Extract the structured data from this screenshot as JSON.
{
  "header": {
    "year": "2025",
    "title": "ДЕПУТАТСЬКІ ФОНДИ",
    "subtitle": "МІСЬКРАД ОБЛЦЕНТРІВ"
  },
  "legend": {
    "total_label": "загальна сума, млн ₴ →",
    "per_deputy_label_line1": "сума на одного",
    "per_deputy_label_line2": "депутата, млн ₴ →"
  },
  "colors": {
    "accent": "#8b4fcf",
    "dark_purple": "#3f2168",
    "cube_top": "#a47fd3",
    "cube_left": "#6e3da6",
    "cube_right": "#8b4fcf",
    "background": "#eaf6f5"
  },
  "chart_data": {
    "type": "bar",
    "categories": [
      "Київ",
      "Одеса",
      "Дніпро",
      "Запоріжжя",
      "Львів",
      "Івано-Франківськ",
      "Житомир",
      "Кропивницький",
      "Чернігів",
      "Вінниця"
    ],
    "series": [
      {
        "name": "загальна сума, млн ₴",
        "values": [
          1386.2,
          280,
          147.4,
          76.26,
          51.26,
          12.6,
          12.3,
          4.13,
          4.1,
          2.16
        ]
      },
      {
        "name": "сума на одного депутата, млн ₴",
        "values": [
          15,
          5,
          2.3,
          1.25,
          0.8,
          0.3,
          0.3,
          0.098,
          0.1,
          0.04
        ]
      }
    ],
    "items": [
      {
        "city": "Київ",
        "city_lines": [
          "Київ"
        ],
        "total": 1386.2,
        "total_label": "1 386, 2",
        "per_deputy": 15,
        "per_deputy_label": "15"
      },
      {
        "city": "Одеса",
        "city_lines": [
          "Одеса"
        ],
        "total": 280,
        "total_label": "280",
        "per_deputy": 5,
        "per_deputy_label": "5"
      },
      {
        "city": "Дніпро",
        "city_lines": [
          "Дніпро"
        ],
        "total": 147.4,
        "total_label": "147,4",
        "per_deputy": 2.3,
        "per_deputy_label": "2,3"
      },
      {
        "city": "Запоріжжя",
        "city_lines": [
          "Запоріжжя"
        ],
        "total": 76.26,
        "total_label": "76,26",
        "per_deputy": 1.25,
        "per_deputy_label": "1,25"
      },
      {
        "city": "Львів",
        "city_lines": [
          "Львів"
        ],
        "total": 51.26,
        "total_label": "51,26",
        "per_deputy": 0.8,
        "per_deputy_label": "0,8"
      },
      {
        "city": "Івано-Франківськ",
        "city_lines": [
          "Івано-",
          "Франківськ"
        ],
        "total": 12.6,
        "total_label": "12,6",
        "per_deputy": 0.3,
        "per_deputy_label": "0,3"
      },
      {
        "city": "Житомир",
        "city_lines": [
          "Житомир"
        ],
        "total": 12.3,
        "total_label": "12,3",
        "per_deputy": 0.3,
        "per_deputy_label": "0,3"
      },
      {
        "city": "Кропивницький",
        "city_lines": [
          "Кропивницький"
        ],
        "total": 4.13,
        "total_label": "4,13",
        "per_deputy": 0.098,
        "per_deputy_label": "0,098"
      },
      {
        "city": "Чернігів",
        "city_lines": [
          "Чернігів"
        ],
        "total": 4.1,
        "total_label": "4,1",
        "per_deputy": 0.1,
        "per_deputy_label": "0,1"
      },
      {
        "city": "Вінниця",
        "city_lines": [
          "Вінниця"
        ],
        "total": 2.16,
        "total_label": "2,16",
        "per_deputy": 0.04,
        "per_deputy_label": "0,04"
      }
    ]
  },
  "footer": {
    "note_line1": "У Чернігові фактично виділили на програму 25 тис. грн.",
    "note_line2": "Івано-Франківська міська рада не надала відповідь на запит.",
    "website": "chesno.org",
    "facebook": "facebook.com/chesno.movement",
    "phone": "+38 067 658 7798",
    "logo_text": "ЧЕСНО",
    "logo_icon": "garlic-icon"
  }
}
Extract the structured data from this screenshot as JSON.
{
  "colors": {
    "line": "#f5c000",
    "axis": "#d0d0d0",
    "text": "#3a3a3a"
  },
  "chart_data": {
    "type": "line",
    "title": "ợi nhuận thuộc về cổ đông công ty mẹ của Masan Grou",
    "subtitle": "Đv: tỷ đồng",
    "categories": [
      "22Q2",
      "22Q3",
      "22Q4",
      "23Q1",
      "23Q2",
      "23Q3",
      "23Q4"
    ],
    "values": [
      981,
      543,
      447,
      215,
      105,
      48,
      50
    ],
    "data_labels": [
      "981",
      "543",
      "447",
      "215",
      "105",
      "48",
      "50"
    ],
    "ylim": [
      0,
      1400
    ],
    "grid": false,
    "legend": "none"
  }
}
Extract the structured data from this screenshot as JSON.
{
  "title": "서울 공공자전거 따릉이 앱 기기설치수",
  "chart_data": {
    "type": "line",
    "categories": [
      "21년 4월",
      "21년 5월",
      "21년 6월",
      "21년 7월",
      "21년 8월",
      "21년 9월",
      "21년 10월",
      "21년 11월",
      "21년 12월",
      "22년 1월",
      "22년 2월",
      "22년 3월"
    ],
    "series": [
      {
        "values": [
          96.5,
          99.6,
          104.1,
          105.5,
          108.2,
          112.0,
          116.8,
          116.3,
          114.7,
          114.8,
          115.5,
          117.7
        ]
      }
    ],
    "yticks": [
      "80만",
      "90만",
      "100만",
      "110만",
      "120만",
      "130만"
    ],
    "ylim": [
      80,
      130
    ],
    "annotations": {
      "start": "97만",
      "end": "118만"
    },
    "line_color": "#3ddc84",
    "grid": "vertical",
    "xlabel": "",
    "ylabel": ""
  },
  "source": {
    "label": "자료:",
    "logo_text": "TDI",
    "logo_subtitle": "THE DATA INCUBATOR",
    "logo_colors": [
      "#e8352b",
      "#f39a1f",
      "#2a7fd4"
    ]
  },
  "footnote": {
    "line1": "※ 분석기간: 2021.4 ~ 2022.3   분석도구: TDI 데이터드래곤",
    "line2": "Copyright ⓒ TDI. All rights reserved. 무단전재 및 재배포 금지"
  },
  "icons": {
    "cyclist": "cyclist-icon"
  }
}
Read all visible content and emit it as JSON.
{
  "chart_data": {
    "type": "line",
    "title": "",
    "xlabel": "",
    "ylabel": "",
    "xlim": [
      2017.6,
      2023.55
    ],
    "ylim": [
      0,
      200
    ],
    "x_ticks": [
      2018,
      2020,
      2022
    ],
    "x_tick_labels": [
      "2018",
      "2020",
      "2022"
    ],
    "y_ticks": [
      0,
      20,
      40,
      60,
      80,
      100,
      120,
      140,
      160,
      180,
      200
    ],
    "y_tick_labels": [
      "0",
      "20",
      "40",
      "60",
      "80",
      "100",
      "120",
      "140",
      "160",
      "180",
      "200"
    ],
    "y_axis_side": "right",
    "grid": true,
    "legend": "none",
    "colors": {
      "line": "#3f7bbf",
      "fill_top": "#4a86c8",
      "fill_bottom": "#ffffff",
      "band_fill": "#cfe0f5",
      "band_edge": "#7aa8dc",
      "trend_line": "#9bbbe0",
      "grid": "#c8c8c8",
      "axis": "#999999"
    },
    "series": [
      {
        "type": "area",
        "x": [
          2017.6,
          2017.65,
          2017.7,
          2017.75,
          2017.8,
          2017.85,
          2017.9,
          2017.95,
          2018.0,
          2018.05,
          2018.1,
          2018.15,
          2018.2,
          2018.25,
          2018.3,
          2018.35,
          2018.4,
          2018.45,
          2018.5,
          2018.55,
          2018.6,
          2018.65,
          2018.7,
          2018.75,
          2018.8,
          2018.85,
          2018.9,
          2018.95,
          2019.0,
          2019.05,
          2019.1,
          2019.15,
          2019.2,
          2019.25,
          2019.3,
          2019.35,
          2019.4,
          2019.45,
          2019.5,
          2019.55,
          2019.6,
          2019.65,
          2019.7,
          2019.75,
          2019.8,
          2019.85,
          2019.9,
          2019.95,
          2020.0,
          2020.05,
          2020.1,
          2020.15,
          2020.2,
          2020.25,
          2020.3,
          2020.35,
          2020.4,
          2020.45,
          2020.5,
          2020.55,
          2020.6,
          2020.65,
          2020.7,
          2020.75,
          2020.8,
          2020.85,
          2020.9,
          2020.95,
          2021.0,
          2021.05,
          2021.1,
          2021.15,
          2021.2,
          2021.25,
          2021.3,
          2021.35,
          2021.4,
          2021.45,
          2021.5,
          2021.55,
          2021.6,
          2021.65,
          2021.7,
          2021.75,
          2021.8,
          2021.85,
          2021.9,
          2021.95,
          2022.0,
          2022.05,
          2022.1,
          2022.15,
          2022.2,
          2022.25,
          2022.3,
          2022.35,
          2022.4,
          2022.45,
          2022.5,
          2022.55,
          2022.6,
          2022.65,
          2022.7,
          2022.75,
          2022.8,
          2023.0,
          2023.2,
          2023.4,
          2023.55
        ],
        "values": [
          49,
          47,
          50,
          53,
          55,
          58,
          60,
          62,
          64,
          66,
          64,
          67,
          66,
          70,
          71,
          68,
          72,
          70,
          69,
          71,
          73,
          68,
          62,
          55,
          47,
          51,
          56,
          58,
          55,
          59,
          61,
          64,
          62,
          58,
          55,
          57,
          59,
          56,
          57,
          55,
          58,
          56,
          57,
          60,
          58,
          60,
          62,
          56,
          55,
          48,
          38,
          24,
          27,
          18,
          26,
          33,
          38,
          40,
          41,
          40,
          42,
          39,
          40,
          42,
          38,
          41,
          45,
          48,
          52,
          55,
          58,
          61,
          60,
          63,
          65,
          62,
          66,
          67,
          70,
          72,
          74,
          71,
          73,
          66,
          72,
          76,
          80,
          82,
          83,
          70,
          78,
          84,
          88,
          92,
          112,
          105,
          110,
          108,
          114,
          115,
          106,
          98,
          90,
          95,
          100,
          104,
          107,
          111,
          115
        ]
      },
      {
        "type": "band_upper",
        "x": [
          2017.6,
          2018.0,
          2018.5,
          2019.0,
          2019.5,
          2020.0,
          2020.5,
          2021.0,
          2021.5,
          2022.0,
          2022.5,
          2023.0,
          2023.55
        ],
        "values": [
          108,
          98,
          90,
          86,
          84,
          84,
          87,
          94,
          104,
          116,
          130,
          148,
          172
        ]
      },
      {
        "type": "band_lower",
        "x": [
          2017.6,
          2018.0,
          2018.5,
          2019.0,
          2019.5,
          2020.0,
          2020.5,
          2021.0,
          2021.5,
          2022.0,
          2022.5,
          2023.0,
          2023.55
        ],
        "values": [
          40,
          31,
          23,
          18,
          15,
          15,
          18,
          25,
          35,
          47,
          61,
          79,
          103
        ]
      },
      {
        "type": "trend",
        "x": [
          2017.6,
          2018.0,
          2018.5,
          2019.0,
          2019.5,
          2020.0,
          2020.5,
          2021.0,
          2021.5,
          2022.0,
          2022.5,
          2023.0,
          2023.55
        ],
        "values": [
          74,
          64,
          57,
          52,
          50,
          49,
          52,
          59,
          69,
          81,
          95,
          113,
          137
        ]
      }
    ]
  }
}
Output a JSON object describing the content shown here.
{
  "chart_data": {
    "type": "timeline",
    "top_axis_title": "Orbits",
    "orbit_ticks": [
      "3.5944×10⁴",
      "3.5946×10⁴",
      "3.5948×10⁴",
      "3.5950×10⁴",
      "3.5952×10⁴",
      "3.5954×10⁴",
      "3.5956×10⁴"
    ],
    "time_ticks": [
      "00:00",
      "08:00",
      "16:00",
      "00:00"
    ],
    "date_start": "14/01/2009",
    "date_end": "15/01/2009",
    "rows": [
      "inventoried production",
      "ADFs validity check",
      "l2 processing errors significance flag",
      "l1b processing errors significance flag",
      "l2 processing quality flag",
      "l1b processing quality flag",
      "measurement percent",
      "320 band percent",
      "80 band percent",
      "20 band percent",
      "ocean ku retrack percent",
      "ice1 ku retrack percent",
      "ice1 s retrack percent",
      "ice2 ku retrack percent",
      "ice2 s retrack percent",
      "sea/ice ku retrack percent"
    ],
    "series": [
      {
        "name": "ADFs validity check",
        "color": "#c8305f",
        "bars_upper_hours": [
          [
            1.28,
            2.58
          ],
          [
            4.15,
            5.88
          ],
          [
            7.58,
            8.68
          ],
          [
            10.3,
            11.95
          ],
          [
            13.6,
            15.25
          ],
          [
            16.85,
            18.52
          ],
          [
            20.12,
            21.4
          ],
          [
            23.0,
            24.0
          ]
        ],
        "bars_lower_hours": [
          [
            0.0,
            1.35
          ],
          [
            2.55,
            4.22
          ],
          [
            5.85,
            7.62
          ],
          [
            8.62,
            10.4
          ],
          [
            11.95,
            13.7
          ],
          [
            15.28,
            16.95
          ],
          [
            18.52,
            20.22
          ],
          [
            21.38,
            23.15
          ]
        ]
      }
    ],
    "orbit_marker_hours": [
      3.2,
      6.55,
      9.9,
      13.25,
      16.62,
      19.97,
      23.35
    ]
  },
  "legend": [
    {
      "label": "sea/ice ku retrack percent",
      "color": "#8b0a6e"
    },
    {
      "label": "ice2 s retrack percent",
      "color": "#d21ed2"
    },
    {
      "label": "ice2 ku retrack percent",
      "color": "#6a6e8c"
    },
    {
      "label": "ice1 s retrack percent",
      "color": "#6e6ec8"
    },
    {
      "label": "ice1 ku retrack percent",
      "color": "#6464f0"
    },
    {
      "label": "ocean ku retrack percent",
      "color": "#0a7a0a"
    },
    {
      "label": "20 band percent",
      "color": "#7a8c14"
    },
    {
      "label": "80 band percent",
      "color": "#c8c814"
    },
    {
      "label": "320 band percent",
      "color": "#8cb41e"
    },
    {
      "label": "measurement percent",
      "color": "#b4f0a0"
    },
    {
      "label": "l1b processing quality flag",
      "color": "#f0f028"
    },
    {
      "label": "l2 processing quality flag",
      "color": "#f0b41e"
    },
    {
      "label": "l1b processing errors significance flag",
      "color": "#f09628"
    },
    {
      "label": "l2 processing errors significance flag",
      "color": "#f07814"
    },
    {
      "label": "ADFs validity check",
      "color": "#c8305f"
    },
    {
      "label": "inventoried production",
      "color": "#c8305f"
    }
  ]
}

■ EXERCISE DETAILS:
Gather every line from the listing above in which the word "inventoried" appears.

■ WORKED ANSWER:
      "inventoried production",
      "label": "inventoried production",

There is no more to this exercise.